* **RECORD SET**:
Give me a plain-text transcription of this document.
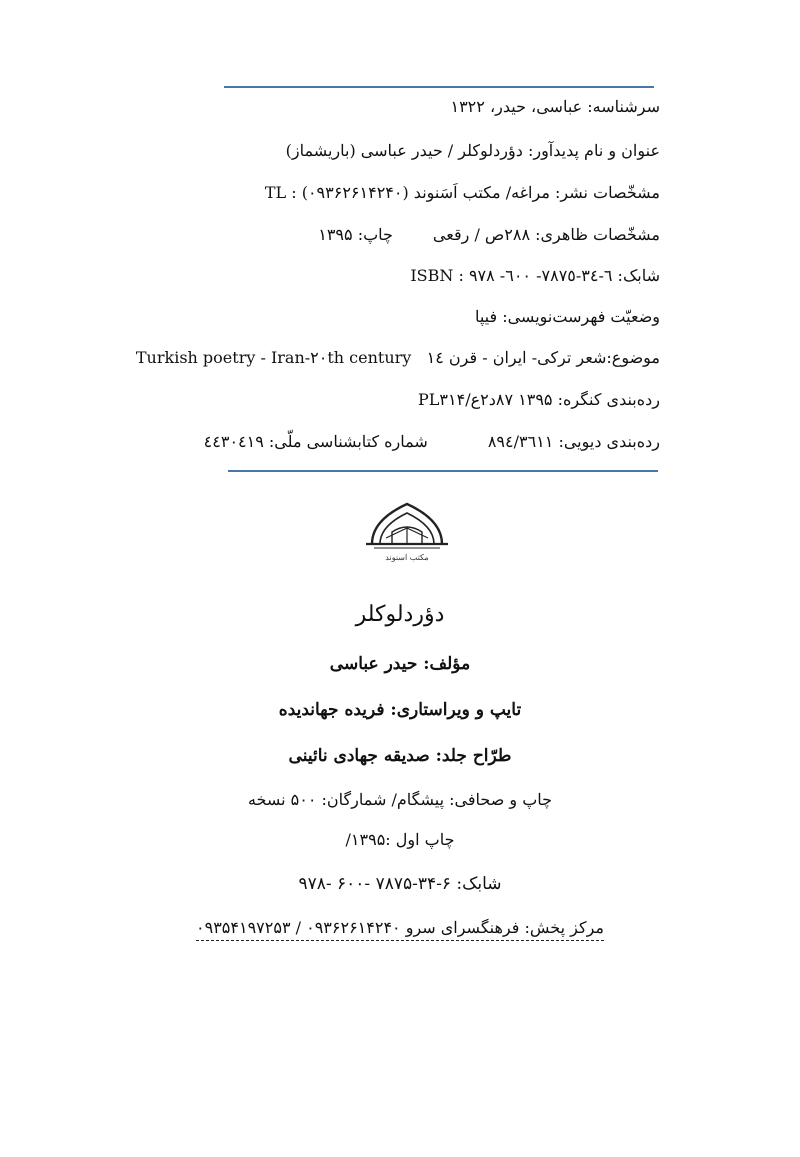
سرشناسه: عباسی، حیدر، ۱۳۲۲
عنوان و نام پدیدآور: دؤردلوکلر / حیدر عباسی (باریشماز)
مشخّصات نشر: مراغه/ مکتب اَسَنوند (۰۹۳۶۲۶۱۴۲۴۰) : TL
مشخّصات ظاهری: ۲۸۸ص / رقعیچاپ: ۱۳۹۵
شابک: ٦-٣٤-٧٨٧٥- ٦٠٠- ٩٧٨ : ISBN
وضعیّت فهرست‌نویسی: فیپا
موضوع:شعر ترکی- ایران - قرن ١٤   Turkish poetry - Iran-٢٠th century
رده‌بندی کنگره: ۱۳۹۵ ۸۷د۲ع/PL۳۱۴
رده‌بندی دیویی: ۸۹٤/٣٦١١شماره کتابشناسی ملّی: ٤٤٣٠٤١٩
مکتب اسنوند
دؤردلوکلر
مؤلف: حیدر عباسی
تایپ و ویراستاری: فریده جهاندیده
طرّاح جلد: صدیقه جهادی نائینی
چاپ و صحافی: پیشگام/ شمارگان: ۵۰۰ نسخه
چاپ اول :۱۳۹۵/
شابک: ۶-۳۴-۷۸۷۵ -۶۰۰ -۹۷۸
مرکز پخش: فرهنگسرای سرو ۰۹۳۶۲۶۱۴۲۴۰ / ۰۹۳۵۴۱۹۷۲۵۳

* **GOAL**: Repeat the material above in full and exactly, omitting the pictures.

* **RESULT OF THE EXERCISE**:
Give me a plain-text transcription of this document.
سرشناسه: عباسی، حیدر، ۱۳۲۲
عنوان و نام پدیدآور: دؤردلوکلر / حیدر عباسی (باریشماز)
مشخّصات نشر: مراغه/ مکتب اَسَنوند (۰۹۳۶۲۶۱۴۲۴۰) : TL
مشخّصات ظاهری: ۲۸۸ص / رقعیچاپ: ۱۳۹۵
شابک: ٦-٣٤-٧٨٧٥- ٦٠٠- ٩٧٨ : ISBN
وضعیّت فهرست‌نویسی: فیپا
موضوع:شعر ترکی- ایران - قرن ١٤   Turkish poetry - Iran-٢٠th century
رده‌بندی کنگره: ۱۳۹۵ ۸۷د۲ع/PL۳۱۴
رده‌بندی دیویی: ۸۹٤/٣٦١١شماره کتابشناسی ملّی: ٤٤٣٠٤١٩
مکتب اسنوند
دؤردلوکلر
مؤلف: حیدر عباسی
تایپ و ویراستاری: فریده جهاندیده
طرّاح جلد: صدیقه جهادی نائینی
چاپ و صحافی: پیشگام/ شمارگان: ۵۰۰ نسخه
چاپ اول :۱۳۹۵/
شابک: ۶-۳۴-۷۸۷۵ -۶۰۰ -۹۷۸
مرکز پخش: فرهنگسرای سرو ۰۹۳۶۲۶۱۴۲۴۰ / ۰۹۳۵۴۱۹۷۲۵۳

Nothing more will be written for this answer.